Instruction - Check each line of the data below for the word "Factset", then extract the ones that have it.

--- Records supplied ---

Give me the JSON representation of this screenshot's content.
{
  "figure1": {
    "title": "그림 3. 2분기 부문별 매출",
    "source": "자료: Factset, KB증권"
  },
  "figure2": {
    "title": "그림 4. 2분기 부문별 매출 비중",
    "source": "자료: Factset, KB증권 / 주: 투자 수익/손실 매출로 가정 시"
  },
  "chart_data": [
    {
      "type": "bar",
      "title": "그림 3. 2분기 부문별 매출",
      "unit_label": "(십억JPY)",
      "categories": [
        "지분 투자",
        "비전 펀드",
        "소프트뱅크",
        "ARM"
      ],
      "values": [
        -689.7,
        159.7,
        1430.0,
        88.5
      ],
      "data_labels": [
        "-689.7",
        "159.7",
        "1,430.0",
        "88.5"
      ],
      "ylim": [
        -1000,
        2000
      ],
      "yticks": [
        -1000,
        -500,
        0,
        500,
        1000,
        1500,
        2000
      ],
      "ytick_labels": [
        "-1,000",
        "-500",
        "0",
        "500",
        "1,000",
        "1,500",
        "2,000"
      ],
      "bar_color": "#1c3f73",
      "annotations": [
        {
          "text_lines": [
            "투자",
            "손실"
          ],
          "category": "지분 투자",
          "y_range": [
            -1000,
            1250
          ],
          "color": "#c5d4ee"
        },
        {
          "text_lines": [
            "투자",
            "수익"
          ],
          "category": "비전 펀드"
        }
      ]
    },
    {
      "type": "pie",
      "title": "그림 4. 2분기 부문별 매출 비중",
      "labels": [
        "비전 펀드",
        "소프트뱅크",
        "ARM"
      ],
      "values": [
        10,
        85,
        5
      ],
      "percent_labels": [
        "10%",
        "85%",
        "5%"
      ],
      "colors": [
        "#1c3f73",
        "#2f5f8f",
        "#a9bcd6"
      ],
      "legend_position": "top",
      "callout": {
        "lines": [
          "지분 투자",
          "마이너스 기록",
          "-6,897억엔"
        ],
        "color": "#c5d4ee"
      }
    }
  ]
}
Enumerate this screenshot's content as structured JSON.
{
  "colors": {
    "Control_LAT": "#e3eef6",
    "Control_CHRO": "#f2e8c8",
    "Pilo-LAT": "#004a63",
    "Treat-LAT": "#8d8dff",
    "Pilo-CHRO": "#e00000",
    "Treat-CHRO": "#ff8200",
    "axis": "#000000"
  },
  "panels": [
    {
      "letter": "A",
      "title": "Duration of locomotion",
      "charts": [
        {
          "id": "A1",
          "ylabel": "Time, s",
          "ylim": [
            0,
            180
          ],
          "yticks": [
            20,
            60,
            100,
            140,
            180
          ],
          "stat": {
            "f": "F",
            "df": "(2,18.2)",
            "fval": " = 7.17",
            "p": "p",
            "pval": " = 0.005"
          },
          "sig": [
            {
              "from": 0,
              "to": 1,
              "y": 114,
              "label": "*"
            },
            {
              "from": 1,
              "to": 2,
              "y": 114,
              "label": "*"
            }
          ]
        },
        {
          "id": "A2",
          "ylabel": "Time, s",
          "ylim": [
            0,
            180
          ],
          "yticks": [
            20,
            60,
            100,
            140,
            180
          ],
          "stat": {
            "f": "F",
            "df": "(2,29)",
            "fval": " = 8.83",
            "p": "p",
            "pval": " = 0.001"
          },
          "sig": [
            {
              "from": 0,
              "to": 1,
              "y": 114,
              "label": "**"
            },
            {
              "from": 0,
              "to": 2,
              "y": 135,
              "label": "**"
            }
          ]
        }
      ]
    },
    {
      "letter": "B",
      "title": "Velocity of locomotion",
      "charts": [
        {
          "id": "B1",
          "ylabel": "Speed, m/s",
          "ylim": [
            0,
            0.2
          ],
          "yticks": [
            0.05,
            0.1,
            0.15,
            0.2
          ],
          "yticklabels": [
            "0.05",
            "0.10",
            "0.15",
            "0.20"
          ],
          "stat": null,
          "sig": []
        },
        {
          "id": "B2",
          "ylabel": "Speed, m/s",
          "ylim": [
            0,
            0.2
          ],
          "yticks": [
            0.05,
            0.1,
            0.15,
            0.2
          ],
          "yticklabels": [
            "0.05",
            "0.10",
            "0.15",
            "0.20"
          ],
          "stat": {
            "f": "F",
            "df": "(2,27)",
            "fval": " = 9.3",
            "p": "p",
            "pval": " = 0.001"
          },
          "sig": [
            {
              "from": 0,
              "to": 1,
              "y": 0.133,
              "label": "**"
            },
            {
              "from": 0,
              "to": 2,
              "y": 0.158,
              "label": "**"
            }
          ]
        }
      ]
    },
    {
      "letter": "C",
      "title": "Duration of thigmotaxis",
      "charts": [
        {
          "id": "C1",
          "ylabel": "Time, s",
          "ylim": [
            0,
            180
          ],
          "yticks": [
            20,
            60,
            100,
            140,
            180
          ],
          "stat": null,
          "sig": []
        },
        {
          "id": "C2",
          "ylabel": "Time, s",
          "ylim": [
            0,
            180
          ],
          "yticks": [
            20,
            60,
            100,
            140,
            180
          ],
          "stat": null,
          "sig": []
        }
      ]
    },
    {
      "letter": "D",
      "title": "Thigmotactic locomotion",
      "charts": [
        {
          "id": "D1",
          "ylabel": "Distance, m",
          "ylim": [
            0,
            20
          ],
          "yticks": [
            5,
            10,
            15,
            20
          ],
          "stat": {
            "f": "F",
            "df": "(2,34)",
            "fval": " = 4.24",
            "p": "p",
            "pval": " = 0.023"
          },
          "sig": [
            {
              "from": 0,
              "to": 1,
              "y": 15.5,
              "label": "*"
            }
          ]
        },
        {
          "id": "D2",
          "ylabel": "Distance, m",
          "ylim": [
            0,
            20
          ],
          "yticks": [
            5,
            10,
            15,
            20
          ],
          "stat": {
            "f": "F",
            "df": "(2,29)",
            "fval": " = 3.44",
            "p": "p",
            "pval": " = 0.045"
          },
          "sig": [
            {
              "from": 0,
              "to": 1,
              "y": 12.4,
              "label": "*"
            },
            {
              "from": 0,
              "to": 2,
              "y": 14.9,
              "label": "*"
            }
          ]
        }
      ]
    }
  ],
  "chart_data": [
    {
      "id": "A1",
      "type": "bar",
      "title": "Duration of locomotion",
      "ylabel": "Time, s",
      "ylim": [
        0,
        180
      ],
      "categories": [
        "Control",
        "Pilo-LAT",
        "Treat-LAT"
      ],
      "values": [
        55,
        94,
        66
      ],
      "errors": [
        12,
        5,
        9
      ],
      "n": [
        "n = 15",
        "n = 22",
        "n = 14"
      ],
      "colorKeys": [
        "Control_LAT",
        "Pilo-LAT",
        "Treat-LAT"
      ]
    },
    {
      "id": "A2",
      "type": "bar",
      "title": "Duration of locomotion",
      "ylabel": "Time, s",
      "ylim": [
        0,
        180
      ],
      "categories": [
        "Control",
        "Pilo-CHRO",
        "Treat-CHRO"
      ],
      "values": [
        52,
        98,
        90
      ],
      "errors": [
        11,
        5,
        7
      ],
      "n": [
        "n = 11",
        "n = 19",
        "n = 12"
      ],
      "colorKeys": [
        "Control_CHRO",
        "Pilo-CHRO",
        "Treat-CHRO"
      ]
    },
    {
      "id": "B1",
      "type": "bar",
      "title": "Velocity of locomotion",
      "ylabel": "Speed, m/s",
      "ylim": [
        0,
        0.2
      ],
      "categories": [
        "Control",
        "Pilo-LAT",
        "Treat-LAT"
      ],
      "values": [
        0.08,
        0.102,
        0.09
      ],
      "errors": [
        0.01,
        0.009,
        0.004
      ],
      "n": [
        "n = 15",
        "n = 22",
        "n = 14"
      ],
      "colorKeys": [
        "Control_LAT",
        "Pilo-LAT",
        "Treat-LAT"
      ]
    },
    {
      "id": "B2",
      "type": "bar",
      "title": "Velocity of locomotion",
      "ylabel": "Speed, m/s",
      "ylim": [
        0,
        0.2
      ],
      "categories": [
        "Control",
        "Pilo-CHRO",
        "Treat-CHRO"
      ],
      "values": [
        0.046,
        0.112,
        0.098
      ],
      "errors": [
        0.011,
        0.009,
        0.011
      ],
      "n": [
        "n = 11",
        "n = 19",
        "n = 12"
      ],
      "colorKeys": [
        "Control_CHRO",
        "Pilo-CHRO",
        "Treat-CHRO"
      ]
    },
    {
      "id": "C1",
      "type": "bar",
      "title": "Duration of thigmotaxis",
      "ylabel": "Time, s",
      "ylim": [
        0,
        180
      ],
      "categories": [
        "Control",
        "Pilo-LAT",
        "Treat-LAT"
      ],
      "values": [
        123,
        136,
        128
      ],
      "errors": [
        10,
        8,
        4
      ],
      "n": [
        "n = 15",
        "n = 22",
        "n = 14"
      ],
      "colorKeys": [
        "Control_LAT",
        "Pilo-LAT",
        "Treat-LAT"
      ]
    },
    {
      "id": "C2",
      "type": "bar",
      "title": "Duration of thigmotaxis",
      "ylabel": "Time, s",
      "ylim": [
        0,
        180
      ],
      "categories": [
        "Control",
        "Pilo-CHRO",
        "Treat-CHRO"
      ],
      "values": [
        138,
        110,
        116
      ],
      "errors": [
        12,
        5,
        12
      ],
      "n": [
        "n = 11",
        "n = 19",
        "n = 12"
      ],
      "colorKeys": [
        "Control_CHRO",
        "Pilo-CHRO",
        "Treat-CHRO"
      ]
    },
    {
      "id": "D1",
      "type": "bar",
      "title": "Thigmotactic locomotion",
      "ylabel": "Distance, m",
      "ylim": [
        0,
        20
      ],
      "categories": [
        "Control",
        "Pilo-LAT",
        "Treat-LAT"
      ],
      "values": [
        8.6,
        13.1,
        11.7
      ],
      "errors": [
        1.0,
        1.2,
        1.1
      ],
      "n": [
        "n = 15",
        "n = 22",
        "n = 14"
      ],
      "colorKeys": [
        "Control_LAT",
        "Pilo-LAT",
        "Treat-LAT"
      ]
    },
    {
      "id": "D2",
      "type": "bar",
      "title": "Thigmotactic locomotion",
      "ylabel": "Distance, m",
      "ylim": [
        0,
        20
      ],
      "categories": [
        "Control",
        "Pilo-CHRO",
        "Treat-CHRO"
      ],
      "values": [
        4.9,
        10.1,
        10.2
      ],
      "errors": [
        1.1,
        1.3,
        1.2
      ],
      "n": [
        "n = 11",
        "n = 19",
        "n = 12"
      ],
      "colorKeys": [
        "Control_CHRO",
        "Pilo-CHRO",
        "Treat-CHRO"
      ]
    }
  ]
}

---

Result for this task -
    "source": "자료: Factset, KB증권"
    "source": "자료: Factset, KB증권 / 주: 투자 수익/손실 매출로 가정 시"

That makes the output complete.